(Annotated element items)
........

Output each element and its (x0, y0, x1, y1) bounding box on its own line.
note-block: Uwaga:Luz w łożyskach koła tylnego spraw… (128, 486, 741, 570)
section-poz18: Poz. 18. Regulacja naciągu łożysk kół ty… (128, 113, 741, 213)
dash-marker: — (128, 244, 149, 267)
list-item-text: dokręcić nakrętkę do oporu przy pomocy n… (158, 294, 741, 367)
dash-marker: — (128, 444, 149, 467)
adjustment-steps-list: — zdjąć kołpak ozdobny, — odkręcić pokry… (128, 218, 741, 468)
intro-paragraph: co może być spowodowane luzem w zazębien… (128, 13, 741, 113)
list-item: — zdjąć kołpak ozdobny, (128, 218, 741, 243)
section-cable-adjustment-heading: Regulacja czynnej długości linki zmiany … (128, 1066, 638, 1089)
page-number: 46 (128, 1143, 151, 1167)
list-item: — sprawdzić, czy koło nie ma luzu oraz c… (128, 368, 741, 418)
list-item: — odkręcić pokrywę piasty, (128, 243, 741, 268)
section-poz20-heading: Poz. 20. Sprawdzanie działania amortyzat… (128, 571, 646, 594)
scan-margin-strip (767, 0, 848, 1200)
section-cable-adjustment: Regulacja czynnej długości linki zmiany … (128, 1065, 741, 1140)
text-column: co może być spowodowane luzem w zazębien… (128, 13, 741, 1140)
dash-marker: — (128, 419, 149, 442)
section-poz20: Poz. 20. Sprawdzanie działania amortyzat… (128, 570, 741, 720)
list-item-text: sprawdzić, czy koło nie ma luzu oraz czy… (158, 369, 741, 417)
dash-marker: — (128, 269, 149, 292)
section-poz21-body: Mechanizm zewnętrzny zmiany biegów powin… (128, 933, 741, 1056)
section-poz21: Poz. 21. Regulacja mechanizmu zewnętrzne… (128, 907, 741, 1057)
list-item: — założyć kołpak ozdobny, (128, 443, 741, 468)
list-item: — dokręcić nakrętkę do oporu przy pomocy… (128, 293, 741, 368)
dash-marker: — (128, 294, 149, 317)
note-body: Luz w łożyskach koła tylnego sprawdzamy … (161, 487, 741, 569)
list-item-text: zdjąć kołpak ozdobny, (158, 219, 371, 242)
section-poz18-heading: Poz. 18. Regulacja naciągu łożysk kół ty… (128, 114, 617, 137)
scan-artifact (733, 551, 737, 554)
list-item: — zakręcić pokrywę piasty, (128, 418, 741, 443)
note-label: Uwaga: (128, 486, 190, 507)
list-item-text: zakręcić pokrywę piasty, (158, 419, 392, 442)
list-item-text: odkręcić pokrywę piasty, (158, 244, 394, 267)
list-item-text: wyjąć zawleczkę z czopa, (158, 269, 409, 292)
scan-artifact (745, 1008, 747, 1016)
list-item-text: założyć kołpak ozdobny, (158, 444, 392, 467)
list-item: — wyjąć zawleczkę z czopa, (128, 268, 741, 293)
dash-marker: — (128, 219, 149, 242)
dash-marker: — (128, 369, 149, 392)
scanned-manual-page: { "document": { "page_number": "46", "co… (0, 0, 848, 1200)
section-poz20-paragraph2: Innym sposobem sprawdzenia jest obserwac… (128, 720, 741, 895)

........

TASK
Locate each line in the items above that contains the string "zmiany", and copy those lines.

EXERCISE SOLUTION
section-cable-adjustment-heading: Regulacja czynnej długości linki zmiany … (128, 1066, 638, 1089)
section-cable-adjustment: Regulacja czynnej długości linki zmiany … (128, 1065, 741, 1140)
section-poz21-body: Mechanizm zewnętrzny zmiany biegów powin… (128, 933, 741, 1056)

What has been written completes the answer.